(Material to process begins)
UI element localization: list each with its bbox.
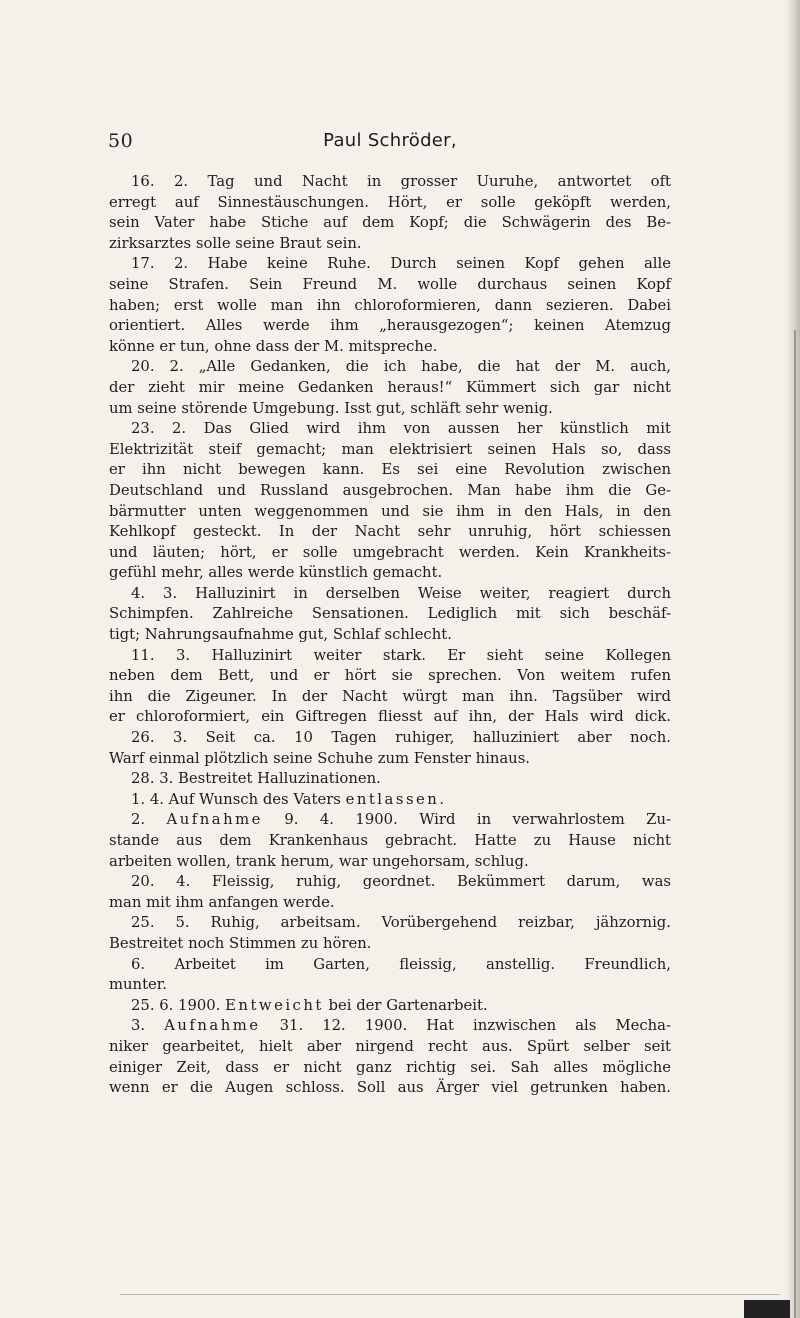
text-line <box>109 357 671 378</box>
text-line <box>109 955 671 976</box>
text-line <box>109 316 671 337</box>
text-line <box>109 419 671 440</box>
line-text-rest: . <box>439 790 445 808</box>
text-line <box>109 440 671 461</box>
bottom-rule <box>120 1294 780 1295</box>
text-line <box>109 625 671 646</box>
scan-corner <box>744 1300 790 1318</box>
page-header <box>108 130 672 154</box>
line-text: und läuten; hört, er solle umgebracht werden. Kein Krankheits- <box>109 543 671 561</box>
line-text: Elektrizität steif gemacht; man elektrisiert seinen Hals so, dass <box>109 440 671 458</box>
text-line <box>109 378 671 399</box>
text-line <box>109 254 671 275</box>
text-line <box>109 790 671 811</box>
line-text: munter. <box>109 976 167 994</box>
line-text: 20. 4. Fleissig, ruhig, geordnet. Bekümmert darum, was <box>131 873 671 891</box>
text-line <box>109 872 671 893</box>
spaced-emphasis: Aufnahme <box>164 1017 261 1035</box>
line-text: neben dem Bett, und er hört sie sprechen. Von weitem rufen <box>109 667 671 685</box>
line-text: 23. 2. Das Glied wird ihm von aussen her künstlich mit <box>131 420 671 438</box>
text-line <box>109 481 671 502</box>
body-text <box>109 172 671 1099</box>
text-line <box>109 810 671 831</box>
text-line <box>109 852 671 873</box>
text-line <box>109 913 671 934</box>
text-line <box>109 769 671 790</box>
text-line <box>109 687 671 708</box>
text-line <box>109 1078 671 1099</box>
line-text: könne er tun, ohne dass der M. mitspreche. <box>109 337 438 355</box>
line-text: 3. <box>131 1017 165 1035</box>
text-line <box>109 234 671 255</box>
text-line <box>109 584 671 605</box>
line-text: 4. 3. Halluzinirt in derselben Weise weiter, reagiert durch <box>131 584 671 602</box>
spaced-emphasis: entlassen <box>345 790 440 808</box>
text-line <box>109 172 671 193</box>
line-text: 28. 3. Bestreitet Halluzinationen. <box>131 770 381 788</box>
line-text: Warf einmal plötzlich seine Schuhe zum Fenster hinaus. <box>109 749 531 767</box>
text-line <box>109 460 671 481</box>
text-line <box>109 604 671 625</box>
text-line <box>109 1016 671 1037</box>
text-line <box>109 893 671 914</box>
line-text: 11. 3. Halluzinirt weiter stark. Er sieht seine Kollegen <box>131 646 671 664</box>
line-text-rest: 9. 4. 1900. Wird in verwahrlostem Zu- <box>262 811 671 829</box>
page-edge <box>786 0 800 1318</box>
line-text: 16. 2. Tag und Nacht in grosser Uuruhe, antwortet oft <box>131 173 671 190</box>
line-text: stande aus dem Krankenhaus gebracht. Hatte zu Hause nicht <box>109 832 671 849</box>
line-text: 25. 5. Ruhig, arbeitsam. Vorübergehend reizbar, jähzornig. <box>131 914 671 932</box>
text-line <box>109 975 671 996</box>
line-text: arbeiten wollen, trank herum, war ungehorsam, schlug. <box>109 852 529 870</box>
text-line <box>109 502 671 523</box>
line-text: der zieht mir meine Gedanken heraus!“ Kümmert sich gar nicht <box>109 378 671 396</box>
page-edge-line <box>794 330 796 1318</box>
text-line <box>109 666 671 687</box>
spaced-emphasis: Aufnahme <box>166 811 263 829</box>
line-text: 26. 3. Seit ca. 10 Tagen ruhiger, halluziniert aber noch. <box>131 729 671 747</box>
running-head: Paul Schröder, <box>323 130 457 151</box>
line-text: gefühl mehr, alles werde künstlich gemacht. <box>109 564 443 582</box>
spaced-emphasis: Entweicht <box>225 996 324 1014</box>
line-text-rest: bei der Gartenarbeit. <box>323 996 488 1014</box>
line-text: um seine störende Umgebung. Isst gut, schläft sehr wenig. <box>109 399 553 417</box>
text-line <box>109 522 671 543</box>
line-text: wenn er die Augen schloss. Soll aus Ärger viel getrunken haben. <box>109 1079 671 1097</box>
text-line <box>109 399 671 420</box>
page-number: 50 <box>108 130 134 152</box>
line-text: orientiert. Alles werde ihm „herausgezogen“; keinen Atemzug <box>109 317 671 335</box>
line-text-rest: 31. 12. 1900. Hat inzwischen als Mecha- <box>260 1017 671 1035</box>
text-line <box>109 831 671 852</box>
text-line <box>109 934 671 955</box>
text-line <box>109 275 671 296</box>
line-text: einiger Zeit, dass er nicht ganz richtig sei. Sah alles mögliche <box>109 1058 671 1076</box>
line-text: zirksarztes solle seine Braut sein. <box>109 234 362 252</box>
text-line <box>109 728 671 749</box>
line-text: 25. 6. 1900. <box>131 996 226 1014</box>
text-line <box>109 213 671 234</box>
text-line <box>109 296 671 317</box>
text-line <box>109 1058 671 1079</box>
text-line <box>109 563 671 584</box>
text-line <box>109 996 671 1017</box>
line-text: er ihn nicht bewegen kann. Es sei eine Revolution zwischen <box>109 461 671 479</box>
line-text: 17. 2. Habe keine Ruhe. Durch seinen Kopf gehen alle <box>131 255 671 273</box>
line-text: 20. 2. „Alle Gedanken, die ich habe, die hat der M. auch, <box>131 358 671 376</box>
text-line <box>109 1037 671 1058</box>
text-line <box>109 646 671 667</box>
text-line <box>109 707 671 728</box>
text-line <box>109 543 671 564</box>
text-line <box>109 193 671 214</box>
line-text: Kehlkopf gesteckt. In der Nacht sehr unruhig, hört schiessen <box>109 523 671 541</box>
line-text: sein Vater habe Stiche auf dem Kopf; die Schwägerin des Be- <box>109 214 671 232</box>
line-text: bärmutter unten weggenommen und sie ihm in den Hals, in den <box>109 502 671 520</box>
line-text: haben; erst wolle man ihn chloroformieren, dann sezieren. Dabei <box>109 296 671 314</box>
line-text: 1. 4. Auf Wunsch des Vaters <box>131 790 346 808</box>
line-text: Schimpfen. Zahlreiche Sensationen. Lediglich mit sich beschäf- <box>109 605 671 623</box>
line-text: Deutschland und Russland ausgebrochen. Man habe ihm die Ge- <box>109 481 671 499</box>
line-text: erregt auf Sinnestäuschungen. Hört, er solle geköpft werden, <box>109 193 671 211</box>
text-line <box>109 749 671 770</box>
line-text: man mit ihm anfangen werde. <box>109 893 335 911</box>
line-text: tigt; Nahrungsaufnahme gut, Schlaf schlecht. <box>109 626 452 644</box>
line-text: ihn die Zigeuner. In der Nacht würgt man ihn. Tagsüber wird <box>109 687 671 705</box>
line-text: niker gearbeitet, hielt aber nirgend recht aus. Spürt selber seit <box>109 1037 671 1055</box>
line-text: 6. Arbeitet im Garten, fleissig, anstellig. Freundlich, <box>131 955 671 973</box>
text-line <box>109 337 671 358</box>
line-text: 2. <box>131 811 167 829</box>
line-text: er chloroformiert, ein Giftregen fliesst auf ihn, der Hals wird dick. <box>109 708 671 726</box>
line-text: Bestreitet noch Stimmen zu hören. <box>109 934 372 952</box>
line-text: seine Strafen. Sein Freund M. wolle durchaus seinen Kopf <box>109 275 671 293</box>
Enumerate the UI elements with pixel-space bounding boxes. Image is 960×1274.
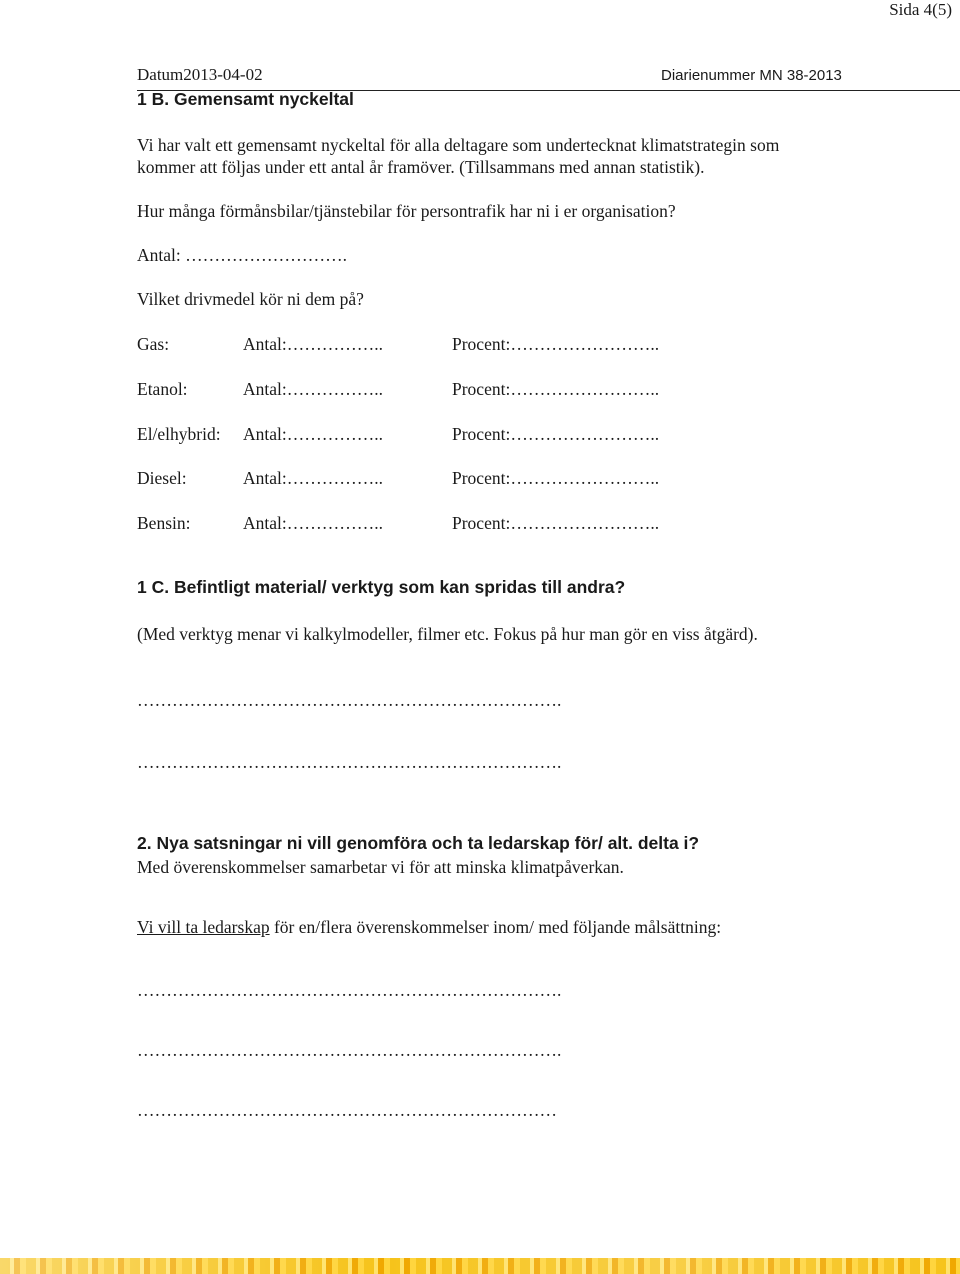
(Material to process ends)
**What to work on**
In the copy, include no pictures; transcribe every record above verbatim.

**Solution to the exercise**
UI element localization: list each with its bbox.
text-line <box>109 357 671 378</box>
text-line <box>109 955 671 976</box>
text-line <box>109 316 671 337</box>
text-line <box>109 419 671 440</box>
line-text-rest: . <box>439 790 445 808</box>
text-line <box>109 440 671 461</box>
bottom-rule <box>120 1294 780 1295</box>
text-line <box>109 625 671 646</box>
scan-corner <box>744 1300 790 1318</box>
page-header <box>108 130 672 154</box>
line-text: und läuten; hört, er solle umgebracht werden. Kein Krankheits- <box>109 543 671 561</box>
line-text: Elektrizität steif gemacht; man elektrisiert seinen Hals so, dass <box>109 440 671 458</box>
text-line <box>109 378 671 399</box>
text-line <box>109 254 671 275</box>
text-line <box>109 790 671 811</box>
line-text: munter. <box>109 976 167 994</box>
line-text: 20. 4. Fleissig, ruhig, geordnet. Bekümmert darum, was <box>131 873 671 891</box>
text-line <box>109 872 671 893</box>
spaced-emphasis: Aufnahme <box>164 1017 261 1035</box>
line-text: neben dem Bett, und er hört sie sprechen. Von weitem rufen <box>109 667 671 685</box>
line-text: 23. 2. Das Glied wird ihm von aussen her künstlich mit <box>131 420 671 438</box>
text-line <box>109 481 671 502</box>
body-text <box>109 172 671 1099</box>
text-line <box>109 810 671 831</box>
text-line <box>109 852 671 873</box>
text-line <box>109 913 671 934</box>
text-line <box>109 769 671 790</box>
text-line <box>109 687 671 708</box>
text-line <box>109 1078 671 1099</box>
line-text: könne er tun, ohne dass der M. mitspreche. <box>109 337 438 355</box>
line-text: 3. <box>131 1017 165 1035</box>
text-line <box>109 234 671 255</box>
text-line <box>109 584 671 605</box>
line-text: 4. 3. Halluzinirt in derselben Weise weiter, reagiert durch <box>131 584 671 602</box>
spaced-emphasis: entlassen <box>345 790 440 808</box>
text-line <box>109 172 671 193</box>
line-text: 28. 3. Bestreitet Halluzinationen. <box>131 770 381 788</box>
line-text: Warf einmal plötzlich seine Schuhe zum Fenster hinaus. <box>109 749 531 767</box>
text-line <box>109 460 671 481</box>
text-line <box>109 604 671 625</box>
text-line <box>109 1016 671 1037</box>
text-line <box>109 893 671 914</box>
line-text: 11. 3. Halluzinirt weiter stark. Er sieht seine Kollegen <box>131 646 671 664</box>
line-text-rest: 9. 4. 1900. Wird in verwahrlostem Zu- <box>262 811 671 829</box>
page-edge <box>786 0 800 1318</box>
line-text: 16. 2. Tag und Nacht in grosser Uuruhe, antwortet oft <box>131 173 671 190</box>
line-text: stande aus dem Krankenhaus gebracht. Hatte zu Hause nicht <box>109 832 671 849</box>
line-text: 25. 5. Ruhig, arbeitsam. Vorübergehend reizbar, jähzornig. <box>131 914 671 932</box>
text-line <box>109 975 671 996</box>
line-text: arbeiten wollen, trank herum, war ungehorsam, schlug. <box>109 852 529 870</box>
text-line <box>109 502 671 523</box>
line-text: der zieht mir meine Gedanken heraus!“ Kümmert sich gar nicht <box>109 378 671 396</box>
page-edge-line <box>794 330 796 1318</box>
text-line <box>109 666 671 687</box>
spaced-emphasis: Aufnahme <box>166 811 263 829</box>
line-text: 26. 3. Seit ca. 10 Tagen ruhiger, halluziniert aber noch. <box>131 729 671 747</box>
running-head: Paul Schröder, <box>323 130 457 151</box>
line-text: gefühl mehr, alles werde künstlich gemacht. <box>109 564 443 582</box>
spaced-emphasis: Entweicht <box>225 996 324 1014</box>
line-text-rest: bei der Gartenarbeit. <box>323 996 488 1014</box>
line-text: um seine störende Umgebung. Isst gut, schläft sehr wenig. <box>109 399 553 417</box>
text-line <box>109 522 671 543</box>
line-text: wenn er die Augen schloss. Soll aus Ärger viel getrunken haben. <box>109 1079 671 1097</box>
text-line <box>109 399 671 420</box>
page-number: 50 <box>108 130 134 152</box>
line-text: orientiert. Alles werde ihm „herausgezogen“; keinen Atemzug <box>109 317 671 335</box>
line-text-rest: 31. 12. 1900. Hat inzwischen als Mecha- <box>260 1017 671 1035</box>
text-line <box>109 831 671 852</box>
text-line <box>109 934 671 955</box>
text-line <box>109 275 671 296</box>
line-text: einiger Zeit, dass er nicht ganz richtig sei. Sah alles mögliche <box>109 1058 671 1076</box>
line-text: zirksarztes solle seine Braut sein. <box>109 234 362 252</box>
text-line <box>109 728 671 749</box>
line-text: 25. 6. 1900. <box>131 996 226 1014</box>
text-line <box>109 213 671 234</box>
text-line <box>109 296 671 317</box>
text-line <box>109 1058 671 1079</box>
text-line <box>109 563 671 584</box>
text-line <box>109 996 671 1017</box>
line-text: er ihn nicht bewegen kann. Es sei eine Revolution zwischen <box>109 461 671 479</box>
line-text: 17. 2. Habe keine Ruhe. Durch seinen Kopf gehen alle <box>131 255 671 273</box>
line-text: 20. 2. „Alle Gedanken, die ich habe, die hat der M. auch, <box>131 358 671 376</box>
text-line <box>109 1037 671 1058</box>
text-line <box>109 646 671 667</box>
text-line <box>109 707 671 728</box>
text-line <box>109 543 671 564</box>
text-line <box>109 193 671 214</box>
line-text: Kehlkopf gesteckt. In der Nacht sehr unruhig, hört schiessen <box>109 523 671 541</box>
line-text: sein Vater habe Stiche auf dem Kopf; die Schwägerin des Be- <box>109 214 671 232</box>
line-text: bärmutter unten weggenommen und sie ihm in den Hals, in den <box>109 502 671 520</box>
line-text: haben; erst wolle man ihn chloroformieren, dann sezieren. Dabei <box>109 296 671 314</box>
line-text: 1. 4. Auf Wunsch des Vaters <box>131 790 346 808</box>
line-text: Schimpfen. Zahlreiche Sensationen. Lediglich mit sich beschäf- <box>109 605 671 623</box>
line-text: Deutschland und Russland ausgebrochen. Man habe ihm die Ge- <box>109 481 671 499</box>
line-text: erregt auf Sinnestäuschungen. Hört, er solle geköpft werden, <box>109 193 671 211</box>
text-line <box>109 749 671 770</box>
line-text: man mit ihm anfangen werde. <box>109 893 335 911</box>
line-text: tigt; Nahrungsaufnahme gut, Schlaf schlecht. <box>109 626 452 644</box>
line-text: ihn die Zigeuner. In der Nacht würgt man ihn. Tagsüber wird <box>109 687 671 705</box>
line-text: niker gearbeitet, hielt aber nirgend recht aus. Spürt selber seit <box>109 1037 671 1055</box>
line-text: 6. Arbeitet im Garten, fleissig, anstellig. Freundlich, <box>131 955 671 973</box>
text-line <box>109 337 671 358</box>
line-text: 2. <box>131 811 167 829</box>
line-text: er chloroformiert, ein Giftregen fliesst auf ihn, der Hals wird dick. <box>109 708 671 726</box>
line-text: Bestreitet noch Stimmen zu hören. <box>109 934 372 952</box>
line-text: seine Strafen. Sein Freund M. wolle durchaus seinen Kopf <box>109 275 671 293</box>
Enumerate the UI elements with pixel-space bounding boxes. Image is 960×1274.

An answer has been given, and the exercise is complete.